• [OBJECTIVE]
Give only the number of lines in the listing below where the string "JSON" occurs.

• [INPUT RECORDS]
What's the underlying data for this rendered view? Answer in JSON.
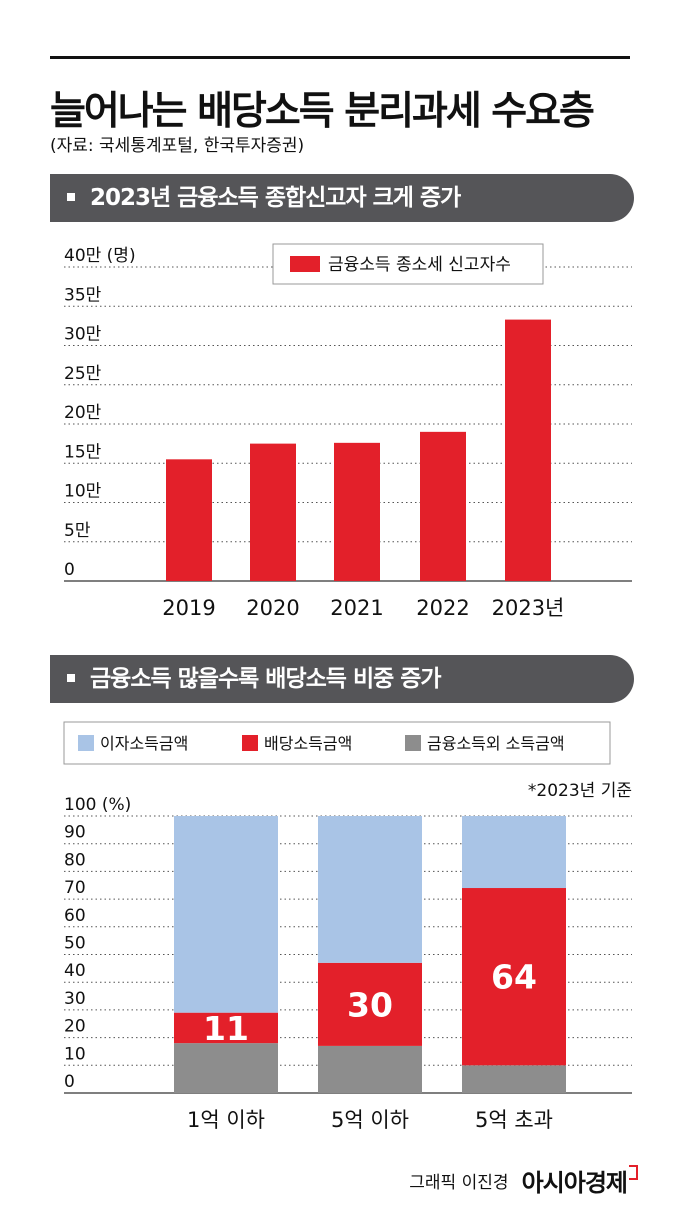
{
  "header": {
    "title": "늘어나는 배당소득 분리과세 수요층",
    "source": "(자료: 국세통계포털, 한국투자증권)"
  },
  "colors": {
    "red": "#e3202a",
    "light_blue": "#a9c4e6",
    "gray": "#8d8d8d",
    "banner": "#555558"
  },
  "chart_data": [
    {
      "type": "bar",
      "section_title": "2023년 금융소득 종합신고자 크게 증가",
      "categories": [
        "2019",
        "2020",
        "2021",
        "2022",
        "2023년"
      ],
      "series": [
        {
          "name": "금융소득 종소세 신고자수",
          "values": [
            155000,
            175000,
            176000,
            190000,
            333000
          ]
        }
      ],
      "y_ticks": [
        0,
        50000,
        100000,
        150000,
        200000,
        250000,
        300000,
        350000,
        400000
      ],
      "y_tick_labels": [
        "0",
        "5만",
        "10만",
        "15만",
        "20만",
        "25만",
        "30만",
        "35만",
        "40만"
      ],
      "ylabel": "(명)",
      "ylim": [
        0,
        400000
      ],
      "grid": true,
      "legend": "top-center"
    },
    {
      "type": "bar",
      "stacked": true,
      "section_title": "금융소득 많을수록 배당소득 비중 증가",
      "note": "*2023년 기준",
      "categories": [
        "1억 이하",
        "5억 이하",
        "5억 초과"
      ],
      "series": [
        {
          "name": "금융소득외 소득금액",
          "values": [
            18,
            17,
            10
          ]
        },
        {
          "name": "배당소득금액",
          "values": [
            11,
            30,
            64
          ]
        },
        {
          "name": "이자소득금액",
          "values": [
            71,
            53,
            26
          ]
        }
      ],
      "data_labels": [
        "11",
        "30",
        "64"
      ],
      "y_ticks": [
        0,
        10,
        20,
        30,
        40,
        50,
        60,
        70,
        80,
        90,
        100
      ],
      "ylabel": "(%)",
      "ylim": [
        0,
        100
      ],
      "grid": true,
      "legend": "top-left",
      "legend_order": [
        "이자소득금액",
        "배당소득금액",
        "금융소득외 소득금액"
      ]
    }
  ],
  "footer": {
    "credit": "그래픽 이진경",
    "brand": "아시아경제"
  }
}
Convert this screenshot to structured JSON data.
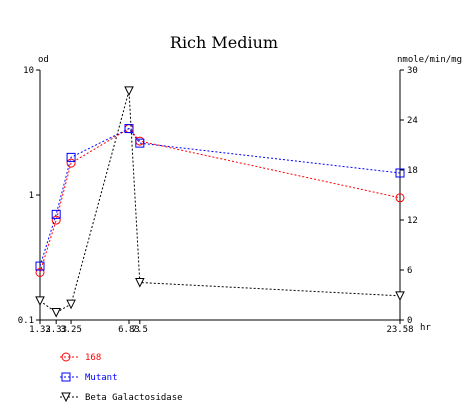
{
  "chart_data": {
    "type": "line",
    "title": "Rich Medium",
    "y_left_label": "od",
    "y_right_label": "nmole/min/mg",
    "x_unit_label": "hr",
    "x_range": [
      1.33,
      23.58
    ],
    "y_left_range": [
      0.1,
      10
    ],
    "y_left_scale": "log",
    "y_right_range": [
      0,
      30
    ],
    "y_right_scale": "linear",
    "x_tick_labels": [
      "1.33",
      "2.33",
      "3.25",
      "6.83",
      "7.5",
      "23.58"
    ],
    "x_ticks": [
      1.33,
      2.33,
      3.25,
      6.83,
      7.5,
      23.58
    ],
    "y_left_tick_labels": [
      "0.1",
      "1",
      "10"
    ],
    "y_left_ticks": [
      0.1,
      1,
      10
    ],
    "y_right_tick_labels": [
      "0",
      "6",
      "12",
      "18",
      "24",
      "30"
    ],
    "y_right_ticks": [
      0,
      6,
      12,
      18,
      24,
      30
    ],
    "grid": false,
    "legend_position": "bottom-left",
    "series": [
      {
        "name": "168",
        "axis": "left",
        "color": "#ff0000",
        "marker": "circle",
        "x": [
          1.33,
          2.33,
          3.25,
          6.83,
          7.5,
          23.58
        ],
        "y": [
          0.24,
          0.63,
          1.8,
          3.4,
          2.7,
          0.95
        ]
      },
      {
        "name": "Mutant",
        "axis": "left",
        "color": "#0000ff",
        "marker": "square",
        "x": [
          1.33,
          2.33,
          3.25,
          6.83,
          7.5,
          23.58
        ],
        "y": [
          0.27,
          0.7,
          2.0,
          3.4,
          2.6,
          1.5
        ]
      },
      {
        "name": "Beta Galactosidase",
        "axis": "right",
        "color": "#000000",
        "marker": "triangle-down",
        "x": [
          1.33,
          2.33,
          3.25,
          6.83,
          7.5,
          23.58
        ],
        "y": [
          2.3,
          0.9,
          1.9,
          27.5,
          4.5,
          2.9
        ]
      }
    ]
  }
}
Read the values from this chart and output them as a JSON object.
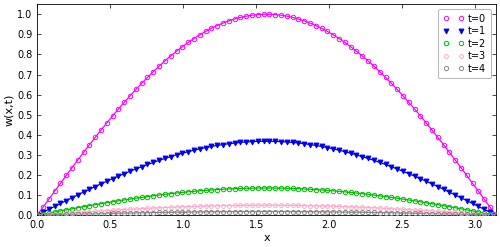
{
  "xlabel": "x",
  "ylabel": "w(x,t)",
  "xlim": [
    0,
    3.14159265
  ],
  "ylim": [
    0,
    1.05
  ],
  "yticks": [
    0,
    0.1,
    0.2,
    0.3,
    0.4,
    0.5,
    0.6,
    0.7,
    0.8,
    0.9,
    1.0
  ],
  "xticks": [
    0,
    0.5,
    1.0,
    1.5,
    2.0,
    2.5,
    3.0
  ],
  "curves": [
    {
      "decay": 0.0,
      "color": "#ff00ff",
      "marker": "o",
      "label": "t=0",
      "filled": false,
      "msize": 3.2
    },
    {
      "decay": 1.0,
      "color": "#0000ee",
      "marker": "v",
      "label": "t=1",
      "filled": true,
      "msize": 3.5
    },
    {
      "decay": 2.0,
      "color": "#00bb00",
      "marker": "o",
      "label": "t=2",
      "filled": false,
      "msize": 3.2
    },
    {
      "decay": 3.0,
      "color": "#ffaacc",
      "marker": "o",
      "label": "t=3",
      "filled": false,
      "msize": 2.8
    },
    {
      "decay": 4.0,
      "color": "#888888",
      "marker": "o",
      "label": "t=4",
      "filled": false,
      "msize": 3.0
    }
  ],
  "n_line": 300,
  "n_markers": 80,
  "lw": 0.9,
  "background_color": "#ffffff"
}
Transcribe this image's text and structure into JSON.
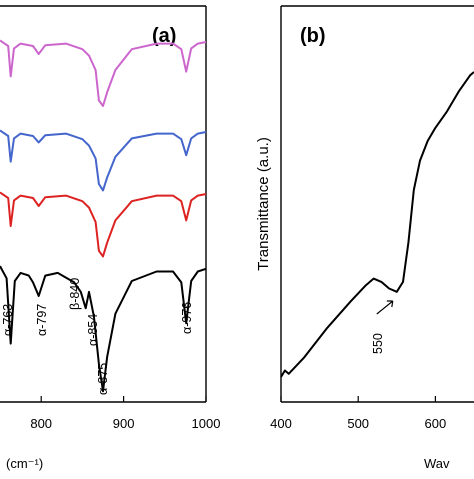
{
  "chart_data": [
    {
      "panel": "(a)",
      "type": "line",
      "xlabel": "(cm⁻¹)",
      "ylabel": "",
      "xlim": [
        750,
        1000
      ],
      "xticks": [
        "800",
        "900",
        "1000"
      ],
      "grid": false,
      "series": [
        {
          "color": "#cc66cc",
          "x": [
            750,
            760,
            763,
            767,
            775,
            790,
            797,
            805,
            830,
            850,
            858,
            866,
            870,
            875,
            880,
            890,
            910,
            940,
            960,
            970,
            976,
            982,
            990,
            1000
          ],
          "y": [
            0.97,
            0.9,
            0.52,
            0.87,
            0.93,
            0.9,
            0.8,
            0.91,
            0.93,
            0.86,
            0.78,
            0.6,
            0.22,
            0.15,
            0.32,
            0.6,
            0.86,
            0.93,
            0.93,
            0.86,
            0.58,
            0.87,
            0.93,
            0.95
          ]
        },
        {
          "color": "#4466cc",
          "x": [
            750,
            760,
            763,
            767,
            775,
            790,
            797,
            805,
            830,
            850,
            858,
            866,
            870,
            875,
            880,
            890,
            910,
            940,
            960,
            970,
            976,
            982,
            990,
            1000
          ],
          "y": [
            0.97,
            0.9,
            0.58,
            0.87,
            0.93,
            0.9,
            0.82,
            0.91,
            0.93,
            0.86,
            0.78,
            0.62,
            0.3,
            0.22,
            0.38,
            0.64,
            0.87,
            0.93,
            0.93,
            0.86,
            0.66,
            0.87,
            0.93,
            0.95
          ]
        },
        {
          "color": "#dd2222",
          "x": [
            750,
            760,
            763,
            767,
            775,
            790,
            797,
            805,
            830,
            850,
            858,
            866,
            870,
            875,
            880,
            890,
            910,
            940,
            960,
            970,
            976,
            982,
            990,
            1000
          ],
          "y": [
            0.97,
            0.9,
            0.55,
            0.87,
            0.93,
            0.9,
            0.8,
            0.91,
            0.93,
            0.86,
            0.78,
            0.6,
            0.24,
            0.17,
            0.34,
            0.62,
            0.86,
            0.93,
            0.93,
            0.86,
            0.62,
            0.87,
            0.93,
            0.95
          ]
        },
        {
          "color": "#000000",
          "x": [
            750,
            758,
            763,
            768,
            775,
            785,
            790,
            797,
            805,
            820,
            840,
            848,
            854,
            858,
            864,
            870,
            875,
            880,
            890,
            910,
            940,
            960,
            970,
            976,
            982,
            990,
            1000
          ],
          "y": [
            0.97,
            0.88,
            0.4,
            0.86,
            0.92,
            0.9,
            0.85,
            0.75,
            0.9,
            0.92,
            0.85,
            0.78,
            0.66,
            0.78,
            0.6,
            0.25,
            0.05,
            0.3,
            0.62,
            0.86,
            0.93,
            0.93,
            0.85,
            0.55,
            0.86,
            0.93,
            0.95
          ]
        }
      ],
      "annotations": [
        "α-763",
        "α-797",
        "β-840",
        "α-854",
        "α-875",
        "α-976"
      ]
    },
    {
      "panel": "(b)",
      "type": "line",
      "xlabel": "Wav",
      "ylabel": "Transmittance (a.u.)",
      "xlim": [
        400,
        650
      ],
      "xticks": [
        "400",
        "500",
        "600"
      ],
      "grid": false,
      "series": [
        {
          "color": "#000000",
          "x": [
            400,
            405,
            410,
            430,
            460,
            490,
            510,
            520,
            530,
            540,
            550,
            558,
            565,
            572,
            580,
            590,
            600,
            615,
            630,
            645,
            650
          ],
          "y": [
            0.07,
            0.09,
            0.08,
            0.13,
            0.22,
            0.3,
            0.35,
            0.37,
            0.36,
            0.34,
            0.33,
            0.36,
            0.48,
            0.64,
            0.73,
            0.79,
            0.83,
            0.88,
            0.94,
            0.99,
            1.0
          ]
        }
      ],
      "annotations": [
        "550"
      ]
    }
  ]
}
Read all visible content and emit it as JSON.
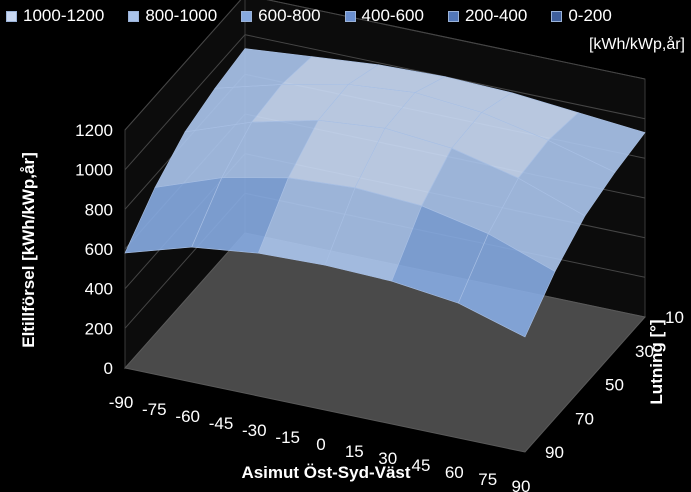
{
  "chart_data": {
    "type": "surface3d",
    "legend": {
      "placement": "top",
      "unit_note": "[kWh/kWp,år]",
      "entries": [
        {
          "label": "1000-1200",
          "color": "#c8d8f2"
        },
        {
          "label": "800-1000",
          "color": "#a9c3ea"
        },
        {
          "label": "600-800",
          "color": "#86a9df"
        },
        {
          "label": "400-600",
          "color": "#6a8fcf"
        },
        {
          "label": "200-400",
          "color": "#5277b8"
        },
        {
          "label": "0-200",
          "color": "#3f5f9c"
        }
      ]
    },
    "ylabel": "Eltillförsel [kWh/kWp,år]",
    "xlabel": "Asimut Öst-Syd-Väst",
    "zlabel": "Lutning [°]",
    "yticks": [
      0,
      200,
      400,
      600,
      800,
      1000,
      1200
    ],
    "ylim": [
      0,
      1200
    ],
    "azimuth_ticks": [
      -90,
      -75,
      -60,
      -45,
      -30,
      -15,
      0,
      15,
      30,
      45,
      60,
      75,
      90
    ],
    "tilt_ticks": [
      10,
      30,
      50,
      70,
      90
    ],
    "azimuth": [
      -90,
      -60,
      -30,
      0,
      30,
      60,
      90
    ],
    "tilt": [
      10,
      30,
      50,
      70,
      90
    ],
    "values": [
      [
        930,
        960,
        990,
        1000,
        990,
        960,
        930
      ],
      [
        900,
        990,
        1060,
        1090,
        1060,
        990,
        900
      ],
      [
        850,
        970,
        1050,
        1080,
        1050,
        970,
        850
      ],
      [
        740,
        860,
        930,
        950,
        930,
        860,
        740
      ],
      [
        580,
        680,
        720,
        730,
        720,
        680,
        580
      ]
    ]
  }
}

• [RESPONSE FOR THIS EXERCISE]
5